[START AVAILABLE DATA]

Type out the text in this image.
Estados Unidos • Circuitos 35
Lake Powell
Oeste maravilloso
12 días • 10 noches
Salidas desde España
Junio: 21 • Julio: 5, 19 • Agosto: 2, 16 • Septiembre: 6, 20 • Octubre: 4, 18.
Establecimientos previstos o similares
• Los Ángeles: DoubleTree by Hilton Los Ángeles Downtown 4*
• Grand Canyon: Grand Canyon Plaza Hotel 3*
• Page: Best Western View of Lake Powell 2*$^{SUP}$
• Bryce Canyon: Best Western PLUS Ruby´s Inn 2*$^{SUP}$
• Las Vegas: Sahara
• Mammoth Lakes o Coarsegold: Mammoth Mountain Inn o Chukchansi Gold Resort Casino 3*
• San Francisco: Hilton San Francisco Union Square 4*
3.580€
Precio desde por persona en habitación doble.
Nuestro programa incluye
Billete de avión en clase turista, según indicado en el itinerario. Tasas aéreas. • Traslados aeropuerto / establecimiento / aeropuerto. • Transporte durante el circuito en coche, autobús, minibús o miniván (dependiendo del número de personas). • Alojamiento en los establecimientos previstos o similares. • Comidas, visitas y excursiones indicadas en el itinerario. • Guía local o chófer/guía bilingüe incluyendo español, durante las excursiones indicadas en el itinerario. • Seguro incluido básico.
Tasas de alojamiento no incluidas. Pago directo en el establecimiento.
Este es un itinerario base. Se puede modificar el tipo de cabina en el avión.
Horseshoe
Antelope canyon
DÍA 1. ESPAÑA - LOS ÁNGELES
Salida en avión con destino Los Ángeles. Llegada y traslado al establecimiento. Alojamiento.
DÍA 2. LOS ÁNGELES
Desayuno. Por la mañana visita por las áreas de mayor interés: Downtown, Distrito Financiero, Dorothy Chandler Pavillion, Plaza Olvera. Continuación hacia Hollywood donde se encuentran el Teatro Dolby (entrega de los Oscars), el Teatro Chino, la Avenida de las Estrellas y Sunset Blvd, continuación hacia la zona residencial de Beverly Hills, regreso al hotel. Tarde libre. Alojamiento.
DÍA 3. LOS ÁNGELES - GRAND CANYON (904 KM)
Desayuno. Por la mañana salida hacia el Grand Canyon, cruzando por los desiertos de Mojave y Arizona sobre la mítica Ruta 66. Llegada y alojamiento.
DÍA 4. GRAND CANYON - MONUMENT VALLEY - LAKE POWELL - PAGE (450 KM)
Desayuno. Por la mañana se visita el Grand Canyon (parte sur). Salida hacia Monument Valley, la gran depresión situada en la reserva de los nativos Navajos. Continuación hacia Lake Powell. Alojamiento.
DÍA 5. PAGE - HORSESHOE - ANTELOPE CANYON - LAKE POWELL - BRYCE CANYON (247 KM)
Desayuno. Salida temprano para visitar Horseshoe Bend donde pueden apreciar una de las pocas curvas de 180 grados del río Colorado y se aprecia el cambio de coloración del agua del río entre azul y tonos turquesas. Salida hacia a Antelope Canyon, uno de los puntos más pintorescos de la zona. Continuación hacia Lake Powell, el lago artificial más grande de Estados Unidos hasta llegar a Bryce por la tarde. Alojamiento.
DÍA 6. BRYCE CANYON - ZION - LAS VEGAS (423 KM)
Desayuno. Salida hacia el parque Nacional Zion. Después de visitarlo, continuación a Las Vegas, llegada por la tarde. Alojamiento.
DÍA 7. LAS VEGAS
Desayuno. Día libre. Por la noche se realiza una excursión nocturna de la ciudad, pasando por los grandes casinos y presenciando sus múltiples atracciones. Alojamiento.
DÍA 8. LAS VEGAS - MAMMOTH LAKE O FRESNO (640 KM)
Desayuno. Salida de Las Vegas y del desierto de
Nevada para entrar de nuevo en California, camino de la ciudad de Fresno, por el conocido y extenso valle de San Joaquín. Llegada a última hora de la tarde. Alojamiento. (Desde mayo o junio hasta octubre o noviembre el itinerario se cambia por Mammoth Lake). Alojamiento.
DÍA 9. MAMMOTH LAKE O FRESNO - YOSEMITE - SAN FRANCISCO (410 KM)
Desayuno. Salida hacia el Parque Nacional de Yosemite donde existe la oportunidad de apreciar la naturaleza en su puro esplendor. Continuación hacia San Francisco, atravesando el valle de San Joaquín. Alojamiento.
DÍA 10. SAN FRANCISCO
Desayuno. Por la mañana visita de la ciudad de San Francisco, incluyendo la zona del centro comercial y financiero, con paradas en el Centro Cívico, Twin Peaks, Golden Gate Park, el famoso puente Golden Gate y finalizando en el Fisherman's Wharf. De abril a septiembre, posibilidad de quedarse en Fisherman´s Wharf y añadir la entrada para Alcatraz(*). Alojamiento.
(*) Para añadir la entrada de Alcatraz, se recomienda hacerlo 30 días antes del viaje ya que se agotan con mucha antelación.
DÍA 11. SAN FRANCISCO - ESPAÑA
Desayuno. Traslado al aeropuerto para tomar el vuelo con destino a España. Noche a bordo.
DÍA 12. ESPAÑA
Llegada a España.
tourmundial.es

[END AVAILABLE DATA]

> YOUR TASK: Would you write down every record again, exactly?

> COMPLETE ANSWER:
Type out the text in this image.
Estados Unidos • Circuitos 35
Lake Powell
Oeste maravilloso
12 días • 10 noches
Salidas desde España
Junio: 21 • Julio: 5, 19 • Agosto: 2, 16 • Septiembre: 6, 20 • Octubre: 4, 18.
Establecimientos previstos o similares
• Los Ángeles: DoubleTree by Hilton Los Ángeles Downtown 4*
• Grand Canyon: Grand Canyon Plaza Hotel 3*
• Page: Best Western View of Lake Powell 2*$^{SUP}$
• Bryce Canyon: Best Western PLUS Ruby´s Inn 2*$^{SUP}$
• Las Vegas: Sahara
• Mammoth Lakes o Coarsegold: Mammoth Mountain Inn o Chukchansi Gold Resort Casino 3*
• San Francisco: Hilton San Francisco Union Square 4*
3.580€
Precio desde por persona en habitación doble.
Nuestro programa incluye
Billete de avión en clase turista, según indicado en el itinerario. Tasas aéreas. • Traslados aeropuerto / establecimiento / aeropuerto. • Transporte durante el circuito en coche, autobús, minibús o miniván (dependiendo del número de personas). • Alojamiento en los establecimientos previstos o similares. • Comidas, visitas y excursiones indicadas en el itinerario. • Guía local o chófer/guía bilingüe incluyendo español, durante las excursiones indicadas en el itinerario. • Seguro incluido básico.
Tasas de alojamiento no incluidas. Pago directo en el establecimiento.
Este es un itinerario base. Se puede modificar el tipo de cabina en el avión.
Horseshoe
Antelope canyon
DÍA 1. ESPAÑA - LOS ÁNGELES
Salida en avión con destino Los Ángeles. Llegada y traslado al establecimiento. Alojamiento.
DÍA 2. LOS ÁNGELES
Desayuno. Por la mañana visita por las áreas de mayor interés: Downtown, Distrito Financiero, Dorothy Chandler Pavillion, Plaza Olvera. Continuación hacia Hollywood donde se encuentran el Teatro Dolby (entrega de los Oscars), el Teatro Chino, la Avenida de las Estrellas y Sunset Blvd, continuación hacia la zona residencial de Beverly Hills, regreso al hotel. Tarde libre. Alojamiento.
DÍA 3. LOS ÁNGELES - GRAND CANYON (904 KM)
Desayuno. Por la mañana salida hacia el Grand Canyon, cruzando por los desiertos de Mojave y Arizona sobre la mítica Ruta 66. Llegada y alojamiento.
DÍA 4. GRAND CANYON - MONUMENT VALLEY - LAKE POWELL - PAGE (450 KM)
Desayuno. Por la mañana se visita el Grand Canyon (parte sur). Salida hacia Monument Valley, la gran depresión situada en la reserva de los nativos Navajos. Continuación hacia Lake Powell. Alojamiento.
DÍA 5. PAGE - HORSESHOE - ANTELOPE CANYON - LAKE POWELL - BRYCE CANYON (247 KM)
Desayuno. Salida temprano para visitar Horseshoe Bend donde pueden apreciar una de las pocas curvas de 180 grados del río Colorado y se aprecia el cambio de coloración del agua del río entre azul y tonos turquesas. Salida hacia a Antelope Canyon, uno de los puntos más pintorescos de la zona. Continuación hacia Lake Powell, el lago artificial más grande de Estados Unidos hasta llegar a Bryce por la tarde. Alojamiento.
DÍA 6. BRYCE CANYON - ZION - LAS VEGAS (423 KM)
Desayuno. Salida hacia el parque Nacional Zion. Después de visitarlo, continuación a Las Vegas, llegada por la tarde. Alojamiento.
DÍA 7. LAS VEGAS
Desayuno. Día libre. Por la noche se realiza una excursión nocturna de la ciudad, pasando por los grandes casinos y presenciando sus múltiples atracciones. Alojamiento.
DÍA 8. LAS VEGAS - MAMMOTH LAKE O FRESNO (640 KM)
Desayuno. Salida de Las Vegas y del desierto de
Nevada para entrar de nuevo en California, camino de la ciudad de Fresno, por el conocido y extenso valle de San Joaquín. Llegada a última hora de la tarde. Alojamiento. (Desde mayo o junio hasta octubre o noviembre el itinerario se cambia por Mammoth Lake). Alojamiento.
DÍA 9. MAMMOTH LAKE O FRESNO - YOSEMITE - SAN FRANCISCO (410 KM)
Desayuno. Salida hacia el Parque Nacional de Yosemite donde existe la oportunidad de apreciar la naturaleza en su puro esplendor. Continuación hacia San Francisco, atravesando el valle de San Joaquín. Alojamiento.
DÍA 10. SAN FRANCISCO
Desayuno. Por la mañana visita de la ciudad de San Francisco, incluyendo la zona del centro comercial y financiero, con paradas en el Centro Cívico, Twin Peaks, Golden Gate Park, el famoso puente Golden Gate y finalizando en el Fisherman's Wharf. De abril a septiembre, posibilidad de quedarse en Fisherman´s Wharf y añadir la entrada para Alcatraz(*). Alojamiento.
(*) Para añadir la entrada de Alcatraz, se recomienda hacerlo 30 días antes del viaje ya que se agotan con mucha antelación.
DÍA 11. SAN FRANCISCO - ESPAÑA
Desayuno. Traslado al aeropuerto para tomar el vuelo con destino a España. Noche a bordo.
DÍA 12. ESPAÑA
Llegada a España.
tourmundial.es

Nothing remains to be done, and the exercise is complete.